--- Entries ---
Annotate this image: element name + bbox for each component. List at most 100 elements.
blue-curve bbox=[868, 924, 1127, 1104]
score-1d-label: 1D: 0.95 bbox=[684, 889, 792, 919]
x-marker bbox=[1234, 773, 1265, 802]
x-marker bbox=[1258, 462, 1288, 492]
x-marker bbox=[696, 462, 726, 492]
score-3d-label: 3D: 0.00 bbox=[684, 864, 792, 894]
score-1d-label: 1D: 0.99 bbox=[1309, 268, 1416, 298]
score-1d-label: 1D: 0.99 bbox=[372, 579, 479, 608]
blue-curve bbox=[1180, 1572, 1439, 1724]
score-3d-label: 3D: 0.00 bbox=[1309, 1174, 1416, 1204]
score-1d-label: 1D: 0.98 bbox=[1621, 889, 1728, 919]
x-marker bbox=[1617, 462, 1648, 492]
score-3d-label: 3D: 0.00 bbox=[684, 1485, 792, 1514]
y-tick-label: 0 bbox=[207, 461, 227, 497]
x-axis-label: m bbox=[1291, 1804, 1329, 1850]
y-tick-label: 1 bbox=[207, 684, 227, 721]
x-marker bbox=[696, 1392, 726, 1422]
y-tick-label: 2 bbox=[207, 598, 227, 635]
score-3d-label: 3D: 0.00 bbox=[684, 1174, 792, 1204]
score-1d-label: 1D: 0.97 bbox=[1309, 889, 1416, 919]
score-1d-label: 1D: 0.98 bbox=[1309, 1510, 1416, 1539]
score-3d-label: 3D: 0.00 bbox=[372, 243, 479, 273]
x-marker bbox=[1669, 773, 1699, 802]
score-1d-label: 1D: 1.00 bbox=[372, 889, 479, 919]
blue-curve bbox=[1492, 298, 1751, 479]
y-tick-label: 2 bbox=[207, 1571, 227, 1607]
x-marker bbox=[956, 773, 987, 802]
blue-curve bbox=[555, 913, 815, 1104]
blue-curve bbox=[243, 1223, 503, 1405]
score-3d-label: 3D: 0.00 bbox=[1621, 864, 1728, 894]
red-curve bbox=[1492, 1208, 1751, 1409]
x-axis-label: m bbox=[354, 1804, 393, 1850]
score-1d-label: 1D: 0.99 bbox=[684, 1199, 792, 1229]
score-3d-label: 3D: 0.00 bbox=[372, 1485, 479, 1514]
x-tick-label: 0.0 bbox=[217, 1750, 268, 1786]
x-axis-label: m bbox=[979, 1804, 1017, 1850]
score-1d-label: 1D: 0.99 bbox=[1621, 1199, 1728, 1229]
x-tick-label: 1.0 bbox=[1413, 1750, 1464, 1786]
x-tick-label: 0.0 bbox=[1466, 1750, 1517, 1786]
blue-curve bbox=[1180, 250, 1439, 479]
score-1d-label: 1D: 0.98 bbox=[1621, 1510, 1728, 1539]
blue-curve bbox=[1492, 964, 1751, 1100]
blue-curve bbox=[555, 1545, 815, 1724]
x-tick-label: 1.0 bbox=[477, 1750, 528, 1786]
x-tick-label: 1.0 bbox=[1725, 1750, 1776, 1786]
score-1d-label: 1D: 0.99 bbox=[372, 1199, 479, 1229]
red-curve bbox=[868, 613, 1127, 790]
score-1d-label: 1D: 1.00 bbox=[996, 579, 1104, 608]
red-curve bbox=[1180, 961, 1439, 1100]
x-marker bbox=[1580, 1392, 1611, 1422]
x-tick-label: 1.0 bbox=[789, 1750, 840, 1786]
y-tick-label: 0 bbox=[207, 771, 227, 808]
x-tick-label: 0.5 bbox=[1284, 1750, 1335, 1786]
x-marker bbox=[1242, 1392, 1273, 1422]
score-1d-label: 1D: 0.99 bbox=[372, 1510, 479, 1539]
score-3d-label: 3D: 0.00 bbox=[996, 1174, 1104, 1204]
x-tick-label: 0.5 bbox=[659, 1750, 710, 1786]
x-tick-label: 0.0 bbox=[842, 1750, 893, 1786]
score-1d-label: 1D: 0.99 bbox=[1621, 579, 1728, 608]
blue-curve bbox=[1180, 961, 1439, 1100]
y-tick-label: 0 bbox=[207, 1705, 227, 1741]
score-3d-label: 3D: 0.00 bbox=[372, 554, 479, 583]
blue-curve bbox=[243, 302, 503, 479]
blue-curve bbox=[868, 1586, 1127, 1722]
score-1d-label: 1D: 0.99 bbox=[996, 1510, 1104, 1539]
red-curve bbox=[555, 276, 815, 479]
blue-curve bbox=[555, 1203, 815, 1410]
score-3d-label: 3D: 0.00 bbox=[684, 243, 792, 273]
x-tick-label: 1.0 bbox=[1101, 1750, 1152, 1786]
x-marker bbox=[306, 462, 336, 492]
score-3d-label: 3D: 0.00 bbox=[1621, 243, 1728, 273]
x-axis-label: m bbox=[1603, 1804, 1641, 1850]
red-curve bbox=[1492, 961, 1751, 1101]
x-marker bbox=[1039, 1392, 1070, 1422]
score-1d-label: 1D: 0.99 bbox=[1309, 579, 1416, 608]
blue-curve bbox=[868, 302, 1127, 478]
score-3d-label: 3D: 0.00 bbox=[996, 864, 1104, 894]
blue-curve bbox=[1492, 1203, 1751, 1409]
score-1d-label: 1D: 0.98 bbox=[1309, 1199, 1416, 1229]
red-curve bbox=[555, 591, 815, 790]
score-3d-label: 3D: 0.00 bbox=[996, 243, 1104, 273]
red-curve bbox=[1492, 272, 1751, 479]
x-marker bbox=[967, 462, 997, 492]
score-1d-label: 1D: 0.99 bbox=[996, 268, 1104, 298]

--- Set task ---
Could you reproduce every row above, character for character, in the same order?

--- The reply ---
Annotate this image: element name + bbox for each component. List at most 100 elements.
blue-curve bbox=[868, 924, 1127, 1104]
score-1d-label: 1D: 0.95 bbox=[684, 889, 792, 919]
x-marker bbox=[1234, 773, 1265, 802]
x-marker bbox=[1258, 462, 1288, 492]
x-marker bbox=[696, 462, 726, 492]
score-3d-label: 3D: 0.00 bbox=[684, 864, 792, 894]
score-1d-label: 1D: 0.99 bbox=[1309, 268, 1416, 298]
score-1d-label: 1D: 0.99 bbox=[372, 579, 479, 608]
blue-curve bbox=[1180, 1572, 1439, 1724]
score-3d-label: 3D: 0.00 bbox=[1309, 1174, 1416, 1204]
score-1d-label: 1D: 0.98 bbox=[1621, 889, 1728, 919]
x-marker bbox=[1617, 462, 1648, 492]
score-3d-label: 3D: 0.00 bbox=[684, 1485, 792, 1514]
y-tick-label: 0 bbox=[207, 461, 227, 497]
x-axis-label: m bbox=[1291, 1804, 1329, 1850]
y-tick-label: 1 bbox=[207, 684, 227, 721]
x-marker bbox=[696, 1392, 726, 1422]
y-tick-label: 2 bbox=[207, 598, 227, 635]
score-3d-label: 3D: 0.00 bbox=[684, 1174, 792, 1204]
score-1d-label: 1D: 0.97 bbox=[1309, 889, 1416, 919]
score-1d-label: 1D: 0.98 bbox=[1309, 1510, 1416, 1539]
score-3d-label: 3D: 0.00 bbox=[372, 243, 479, 273]
x-marker bbox=[1669, 773, 1699, 802]
score-1d-label: 1D: 1.00 bbox=[372, 889, 479, 919]
blue-curve bbox=[1492, 298, 1751, 479]
y-tick-label: 2 bbox=[207, 1571, 227, 1607]
x-marker bbox=[956, 773, 987, 802]
blue-curve bbox=[555, 913, 815, 1104]
blue-curve bbox=[243, 1223, 503, 1405]
score-3d-label: 3D: 0.00 bbox=[1621, 864, 1728, 894]
red-curve bbox=[1492, 1208, 1751, 1409]
x-axis-label: m bbox=[354, 1804, 393, 1850]
score-1d-label: 1D: 0.99 bbox=[684, 1199, 792, 1229]
score-3d-label: 3D: 0.00 bbox=[372, 1485, 479, 1514]
x-tick-label: 0.0 bbox=[217, 1750, 268, 1786]
x-axis-label: m bbox=[979, 1804, 1017, 1850]
score-1d-label: 1D: 0.99 bbox=[1621, 1199, 1728, 1229]
x-tick-label: 1.0 bbox=[1413, 1750, 1464, 1786]
x-tick-label: 0.0 bbox=[1466, 1750, 1517, 1786]
blue-curve bbox=[1180, 250, 1439, 479]
score-1d-label: 1D: 0.98 bbox=[1621, 1510, 1728, 1539]
blue-curve bbox=[1492, 964, 1751, 1100]
blue-curve bbox=[555, 1545, 815, 1724]
x-tick-label: 1.0 bbox=[477, 1750, 528, 1786]
x-tick-label: 1.0 bbox=[1725, 1750, 1776, 1786]
score-1d-label: 1D: 0.99 bbox=[372, 1199, 479, 1229]
red-curve bbox=[868, 613, 1127, 790]
score-1d-label: 1D: 1.00 bbox=[996, 579, 1104, 608]
red-curve bbox=[1180, 961, 1439, 1100]
x-marker bbox=[1580, 1392, 1611, 1422]
x-tick-label: 1.0 bbox=[789, 1750, 840, 1786]
y-tick-label: 0 bbox=[207, 771, 227, 808]
x-tick-label: 0.5 bbox=[1284, 1750, 1335, 1786]
x-marker bbox=[1242, 1392, 1273, 1422]
score-1d-label: 1D: 0.99 bbox=[372, 1510, 479, 1539]
score-3d-label: 3D: 0.00 bbox=[996, 1174, 1104, 1204]
x-tick-label: 0.5 bbox=[659, 1750, 710, 1786]
x-tick-label: 0.0 bbox=[842, 1750, 893, 1786]
score-1d-label: 1D: 0.99 bbox=[1621, 579, 1728, 608]
blue-curve bbox=[1180, 961, 1439, 1100]
y-tick-label: 0 bbox=[207, 1705, 227, 1741]
score-3d-label: 3D: 0.00 bbox=[372, 554, 479, 583]
blue-curve bbox=[243, 302, 503, 479]
blue-curve bbox=[868, 1586, 1127, 1722]
score-1d-label: 1D: 0.99 bbox=[996, 1510, 1104, 1539]
red-curve bbox=[555, 276, 815, 479]
blue-curve bbox=[555, 1203, 815, 1410]
score-3d-label: 3D: 0.00 bbox=[684, 243, 792, 273]
x-tick-label: 1.0 bbox=[1101, 1750, 1152, 1786]
x-marker bbox=[306, 462, 336, 492]
score-3d-label: 3D: 0.00 bbox=[1621, 243, 1728, 273]
x-axis-label: m bbox=[1603, 1804, 1641, 1850]
red-curve bbox=[1492, 961, 1751, 1101]
x-marker bbox=[1039, 1392, 1070, 1422]
score-1d-label: 1D: 0.99 bbox=[1309, 579, 1416, 608]
blue-curve bbox=[868, 302, 1127, 478]
score-3d-label: 3D: 0.00 bbox=[996, 864, 1104, 894]
blue-curve bbox=[1492, 1203, 1751, 1409]
score-1d-label: 1D: 0.98 bbox=[1309, 1199, 1416, 1229]
red-curve bbox=[555, 591, 815, 790]
score-3d-label: 3D: 0.00 bbox=[996, 243, 1104, 273]
red-curve bbox=[1492, 272, 1751, 479]
x-marker bbox=[967, 462, 997, 492]
score-1d-label: 1D: 0.99 bbox=[996, 268, 1104, 298]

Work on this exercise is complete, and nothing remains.